LIST OF TASKS
A) Answer these questions from the essay on authority below, one line per answer, marked (i), (ii) and (iii) as the questions are.
(i) Which two cities does the essay name as places a person can be sure exist without ever having visited them?
(ii) According to the section headed "False Authority", what is incompetent to give knowledge a foundation more solid than a quicksand?
(iii) Which two leaders does the essay name as the source of supposed teachings on which many who argue against authority rely?
B) Retype the part of the essay on authority below starting with "Most Freethinkers believe" and going on through "for their authority.".

DOCUMENT
— Start —
Like the assumption that Christians adopt their creed upon no reasonable grounds whatever, this other, that in adopting it they lose their common-sense, is at the bottom of the freethinking arguments with which we are all familiar -- but it can hardly be said to be a favourable specimen of the modes of freethought.
Obviously, there is need of something better than assumptions, something more scientifically convincing; though, as I have said, in the vast multitude of instances it seems to be considered unnecessary to furnish anything more.
Authority
It is, for example, a constant objection that Catholics accept their faith on authority, as if that settled the matter: as if authority could not possibly be a sound foundation for knowledge. This is of course manifestly and absurdly untrue. It is a mere platitude to observe that we all alike owe to authority by far the greatest portion of our knowledge. The whole of History necessarily rests upon authority alone. So does for each of us by far the greatest part of Geography. The man who has never been to Pekin or Rio de Janeiro, is just as sure of their existence as the traveller who has visited both. Even in regard of scientific knowledge, of which we are so proud, and on the score of which we claim such superiority, -- for the great mass of men it depends wholly on authority, as in the instance of the eclipse already mentioned; and even the most eminent specialists have to rely on the authority of others outside their own particular branch.
False Authority
It is not authority then that is incompetent to furnish knowledge with any foundation more solid than a quicksand, but what pretends to be authority and is not. To say that belief on authority is of its very nature irrational, is to contradict common sense, and base argument upon a manifestly unreasonable principle. Of course the believer must be ready to show good grounds for his acceptance of the authority in which he puts his trusty The trustworthiness of authority is just as much a matter for rational argument and demonstration as anything else, and the fundamental point from which the Catholic starts is that reason establishes the genuine and trustworthy character of the authority to which he submits himself. "We believe," he says, "because the motives for believing appear to us more weighty than those for not believing --just as we perform good actions because the motives for these actions seem better than those for their opposites." Yet, is it not a cardinal point with the generality of the Church's antagonists that she stultifies herself by the very principle of authority? It seems never to be admitted even as a possibility that there can be any rational ground for such adoption.
Most Freethinkers believe on Authority
And at the same time, a very large proportion of those who thus argue, act upon the very principle which they condemn. Usually, it is nothing which they can in any sense call their own in the way of knowledge that serves as the ground work of their whole philosophy, but the supposed teachings of such leaders as Darwin and Herbert Spencer, or such a system as that which passes under the overworked name of Evolution, -- to which they swear allegiance; even though, as constantly happens, they have the vaguest possible idea, or no idea at all, as to what their authorities actually say, or what credentials they can furnish for their authority.
— End —
RECORDS PROVIDED
— Start —
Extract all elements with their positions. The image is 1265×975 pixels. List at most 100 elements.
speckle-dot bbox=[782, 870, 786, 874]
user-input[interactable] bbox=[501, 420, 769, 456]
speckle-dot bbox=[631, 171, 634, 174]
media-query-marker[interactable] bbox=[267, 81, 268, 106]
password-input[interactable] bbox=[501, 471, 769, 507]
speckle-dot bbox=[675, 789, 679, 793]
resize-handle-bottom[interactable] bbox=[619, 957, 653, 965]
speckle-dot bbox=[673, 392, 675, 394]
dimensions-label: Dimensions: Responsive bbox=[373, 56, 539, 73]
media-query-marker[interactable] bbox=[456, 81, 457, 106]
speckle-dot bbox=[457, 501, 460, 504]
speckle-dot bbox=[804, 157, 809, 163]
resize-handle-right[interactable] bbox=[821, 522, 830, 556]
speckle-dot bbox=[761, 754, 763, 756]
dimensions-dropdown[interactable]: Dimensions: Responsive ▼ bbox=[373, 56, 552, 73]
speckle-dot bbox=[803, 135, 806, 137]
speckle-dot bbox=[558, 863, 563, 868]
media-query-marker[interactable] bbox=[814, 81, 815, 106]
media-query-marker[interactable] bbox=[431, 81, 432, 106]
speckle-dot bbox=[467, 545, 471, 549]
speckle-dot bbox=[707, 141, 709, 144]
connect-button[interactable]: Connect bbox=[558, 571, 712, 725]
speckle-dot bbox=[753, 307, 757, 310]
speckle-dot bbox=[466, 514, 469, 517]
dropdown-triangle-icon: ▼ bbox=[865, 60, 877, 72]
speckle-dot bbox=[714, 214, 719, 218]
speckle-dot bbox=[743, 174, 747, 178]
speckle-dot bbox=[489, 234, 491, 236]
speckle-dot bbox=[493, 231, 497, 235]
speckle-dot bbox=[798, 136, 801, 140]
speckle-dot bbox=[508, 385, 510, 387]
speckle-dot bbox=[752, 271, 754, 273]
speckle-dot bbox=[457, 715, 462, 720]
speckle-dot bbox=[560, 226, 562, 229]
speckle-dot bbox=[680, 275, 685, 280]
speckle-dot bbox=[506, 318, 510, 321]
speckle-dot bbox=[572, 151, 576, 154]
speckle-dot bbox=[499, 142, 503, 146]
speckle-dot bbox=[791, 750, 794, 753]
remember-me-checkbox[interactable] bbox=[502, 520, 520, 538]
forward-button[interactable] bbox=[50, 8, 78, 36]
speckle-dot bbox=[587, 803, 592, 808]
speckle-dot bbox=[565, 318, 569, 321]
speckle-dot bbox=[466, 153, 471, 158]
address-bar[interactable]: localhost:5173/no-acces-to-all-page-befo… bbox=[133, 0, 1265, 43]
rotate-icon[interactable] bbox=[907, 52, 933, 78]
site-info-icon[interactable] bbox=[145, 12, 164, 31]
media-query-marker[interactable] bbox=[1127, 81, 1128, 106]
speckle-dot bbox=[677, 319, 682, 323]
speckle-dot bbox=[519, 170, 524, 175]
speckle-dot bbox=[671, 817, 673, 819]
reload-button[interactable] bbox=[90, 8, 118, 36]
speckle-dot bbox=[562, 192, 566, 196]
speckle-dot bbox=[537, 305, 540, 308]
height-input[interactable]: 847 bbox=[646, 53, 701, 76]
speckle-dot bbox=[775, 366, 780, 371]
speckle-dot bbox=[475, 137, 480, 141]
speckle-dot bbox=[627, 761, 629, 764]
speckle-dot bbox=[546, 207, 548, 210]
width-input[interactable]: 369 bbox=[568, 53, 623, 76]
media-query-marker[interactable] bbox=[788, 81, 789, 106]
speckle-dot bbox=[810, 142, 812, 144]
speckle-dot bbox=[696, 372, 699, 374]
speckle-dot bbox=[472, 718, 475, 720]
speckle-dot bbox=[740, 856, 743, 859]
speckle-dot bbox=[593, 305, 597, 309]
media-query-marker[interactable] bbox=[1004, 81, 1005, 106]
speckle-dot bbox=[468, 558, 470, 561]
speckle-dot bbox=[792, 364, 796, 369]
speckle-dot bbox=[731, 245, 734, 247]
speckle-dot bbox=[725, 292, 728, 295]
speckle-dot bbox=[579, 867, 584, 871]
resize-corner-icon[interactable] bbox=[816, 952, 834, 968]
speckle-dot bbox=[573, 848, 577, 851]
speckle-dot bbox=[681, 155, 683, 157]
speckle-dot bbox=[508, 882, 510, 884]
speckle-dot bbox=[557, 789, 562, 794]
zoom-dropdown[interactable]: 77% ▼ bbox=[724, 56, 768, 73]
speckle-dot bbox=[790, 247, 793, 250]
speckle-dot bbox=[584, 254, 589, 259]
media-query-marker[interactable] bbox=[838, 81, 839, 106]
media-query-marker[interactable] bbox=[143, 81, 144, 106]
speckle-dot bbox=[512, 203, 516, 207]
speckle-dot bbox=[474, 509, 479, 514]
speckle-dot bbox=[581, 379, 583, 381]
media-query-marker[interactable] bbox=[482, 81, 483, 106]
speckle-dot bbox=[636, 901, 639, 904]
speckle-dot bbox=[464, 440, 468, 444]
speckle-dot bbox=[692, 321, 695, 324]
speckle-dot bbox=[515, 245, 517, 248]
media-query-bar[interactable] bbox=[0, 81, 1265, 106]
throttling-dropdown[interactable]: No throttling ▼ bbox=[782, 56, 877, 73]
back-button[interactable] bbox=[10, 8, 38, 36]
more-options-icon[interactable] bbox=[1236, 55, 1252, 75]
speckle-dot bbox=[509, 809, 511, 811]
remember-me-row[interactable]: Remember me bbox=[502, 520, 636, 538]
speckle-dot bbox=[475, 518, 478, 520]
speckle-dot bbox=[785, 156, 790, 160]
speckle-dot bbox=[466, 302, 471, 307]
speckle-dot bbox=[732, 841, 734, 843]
— End —
FINAL ANSWERS
A)
(i) Pekin and Rio de Janeiro.
(ii) What pretends to be authority and is not.
(iii) Darwin and Herbert Spencer.

B)
Most Freethinkers believe on Authority
And at the same time, a very large proportion of those who thus argue, act upon the very principle which they condemn. Usually, it is nothing which they can in any sense call their own in the way of knowledge that serves as the ground work of their whole philosophy, but the supposed teachings of such leaders as Darwin and Herbert Spencer, or such a system as that which passes under the overworked name of Evolution, -- to which they swear allegiance; even though, as constantly happens, they have the vaguest possible idea, or no idea at all, as to what their authorities actually say, or what credentials they can furnish for their authority.